▶ **What the task requires**
Your task is to write out the complete listing exactly as it is shown.

▶ **Materials provided**

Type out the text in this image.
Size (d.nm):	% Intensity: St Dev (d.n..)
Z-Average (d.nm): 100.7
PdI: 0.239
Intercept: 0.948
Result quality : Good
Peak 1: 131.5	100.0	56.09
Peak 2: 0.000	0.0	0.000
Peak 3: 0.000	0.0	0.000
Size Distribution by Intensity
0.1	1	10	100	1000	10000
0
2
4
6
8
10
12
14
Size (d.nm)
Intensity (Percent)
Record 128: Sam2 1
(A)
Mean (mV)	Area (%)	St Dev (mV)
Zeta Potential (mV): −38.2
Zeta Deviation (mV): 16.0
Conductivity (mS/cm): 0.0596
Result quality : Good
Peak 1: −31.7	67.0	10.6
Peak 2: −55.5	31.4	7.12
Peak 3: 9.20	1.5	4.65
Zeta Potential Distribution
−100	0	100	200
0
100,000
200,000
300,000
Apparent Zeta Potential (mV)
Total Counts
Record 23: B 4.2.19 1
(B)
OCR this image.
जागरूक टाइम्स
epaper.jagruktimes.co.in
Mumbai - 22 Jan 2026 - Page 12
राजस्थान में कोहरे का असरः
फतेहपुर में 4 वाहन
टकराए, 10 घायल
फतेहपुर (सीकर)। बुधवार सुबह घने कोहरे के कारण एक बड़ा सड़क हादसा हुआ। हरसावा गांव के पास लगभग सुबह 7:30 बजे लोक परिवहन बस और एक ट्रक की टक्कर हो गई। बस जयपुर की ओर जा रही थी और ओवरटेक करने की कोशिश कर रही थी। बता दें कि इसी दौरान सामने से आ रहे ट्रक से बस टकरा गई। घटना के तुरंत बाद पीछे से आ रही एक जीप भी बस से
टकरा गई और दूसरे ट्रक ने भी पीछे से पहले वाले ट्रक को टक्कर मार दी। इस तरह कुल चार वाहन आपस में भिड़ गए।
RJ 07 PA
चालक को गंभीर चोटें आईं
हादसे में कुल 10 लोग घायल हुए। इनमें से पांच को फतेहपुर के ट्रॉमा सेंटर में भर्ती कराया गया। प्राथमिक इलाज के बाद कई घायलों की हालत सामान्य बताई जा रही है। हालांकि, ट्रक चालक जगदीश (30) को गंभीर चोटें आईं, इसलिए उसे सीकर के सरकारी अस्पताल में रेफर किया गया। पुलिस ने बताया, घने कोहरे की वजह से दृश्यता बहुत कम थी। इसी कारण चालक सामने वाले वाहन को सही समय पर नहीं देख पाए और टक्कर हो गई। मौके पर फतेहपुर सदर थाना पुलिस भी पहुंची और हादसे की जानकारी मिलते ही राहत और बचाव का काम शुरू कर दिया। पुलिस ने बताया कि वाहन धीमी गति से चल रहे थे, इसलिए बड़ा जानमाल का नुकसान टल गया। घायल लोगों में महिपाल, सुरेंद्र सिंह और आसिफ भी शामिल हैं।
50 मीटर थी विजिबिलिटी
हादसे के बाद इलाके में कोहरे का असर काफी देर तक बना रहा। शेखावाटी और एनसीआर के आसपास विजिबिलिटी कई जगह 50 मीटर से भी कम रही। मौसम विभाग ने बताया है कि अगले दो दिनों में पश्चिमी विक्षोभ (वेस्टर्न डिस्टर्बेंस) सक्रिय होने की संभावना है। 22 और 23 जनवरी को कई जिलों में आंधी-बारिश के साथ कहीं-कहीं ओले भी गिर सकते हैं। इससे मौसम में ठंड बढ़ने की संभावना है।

▶ **Output for this exercise**
Type out the text in this image.
Size (d.nm):	% Intensity: St Dev (d.n..)
Z-Average (d.nm): 100.7
PdI: 0.239
Intercept: 0.948
Result quality : Good
Peak 1: 131.5	100.0	56.09
Peak 2: 0.000	0.0	0.000
Peak 3: 0.000	0.0	0.000
Size Distribution by Intensity
0.1	1	10	100	1000	10000
0
2
4
6
8
10
12
14
Size (d.nm)
Intensity (Percent)
Record 128: Sam2 1
(A)
Mean (mV)	Area (%)	St Dev (mV)
Zeta Potential (mV): −38.2
Zeta Deviation (mV): 16.0
Conductivity (mS/cm): 0.0596
Result quality : Good
Peak 1: −31.7	67.0	10.6
Peak 2: −55.5	31.4	7.12
Peak 3: 9.20	1.5	4.65
Zeta Potential Distribution
−100	0	100	200
0
100,000
200,000
300,000
Apparent Zeta Potential (mV)
Total Counts
Record 23: B 4.2.19 1
(B)
OCR this image.
जागरूक टाइम्स
epaper.jagruktimes.co.in
Mumbai - 22 Jan 2026 - Page 12
राजस्थान में कोहरे का असरः
फतेहपुर में 4 वाहन
टकराए, 10 घायल
फतेहपुर (सीकर)। बुधवार सुबह घने कोहरे के कारण एक बड़ा सड़क हादसा हुआ। हरसावा गांव के पास लगभग सुबह 7:30 बजे लोक परिवहन बस और एक ट्रक की टक्कर हो गई। बस जयपुर की ओर जा रही थी और ओवरटेक करने की कोशिश कर रही थी। बता दें कि इसी दौरान सामने से आ रहे ट्रक से बस टकरा गई। घटना के तुरंत बाद पीछे से आ रही एक जीप भी बस से
टकरा गई और दूसरे ट्रक ने भी पीछे से पहले वाले ट्रक को टक्कर मार दी। इस तरह कुल चार वाहन आपस में भिड़ गए।
RJ 07 PA
चालक को गंभीर चोटें आईं
हादसे में कुल 10 लोग घायल हुए। इनमें से पांच को फतेहपुर के ट्रॉमा सेंटर में भर्ती कराया गया। प्राथमिक इलाज के बाद कई घायलों की हालत सामान्य बताई जा रही है। हालांकि, ट्रक चालक जगदीश (30) को गंभीर चोटें आईं, इसलिए उसे सीकर के सरकारी अस्पताल में रेफर किया गया। पुलिस ने बताया, घने कोहरे की वजह से दृश्यता बहुत कम थी। इसी कारण चालक सामने वाले वाहन को सही समय पर नहीं देख पाए और टक्कर हो गई। मौके पर फतेहपुर सदर थाना पुलिस भी पहुंची और हादसे की जानकारी मिलते ही राहत और बचाव का काम शुरू कर दिया। पुलिस ने बताया कि वाहन धीमी गति से चल रहे थे, इसलिए बड़ा जानमाल का नुकसान टल गया। घायल लोगों में महिपाल, सुरेंद्र सिंह और आसिफ भी शामिल हैं।
50 मीटर थी विजिबिलिटी
हादसे के बाद इलाके में कोहरे का असर काफी देर तक बना रहा। शेखावाटी और एनसीआर के आसपास विजिबिलिटी कई जगह 50 मीटर से भी कम रही। मौसम विभाग ने बताया है कि अगले दो दिनों में पश्चिमी विक्षोभ (वेस्टर्न डिस्टर्बेंस) सक्रिय होने की संभावना है। 22 और 23 जनवरी को कई जिलों में आंधी-बारिश के साथ कहीं-कहीं ओले भी गिर सकते हैं। इससे मौसम में ठंड बढ़ने की संभावना है।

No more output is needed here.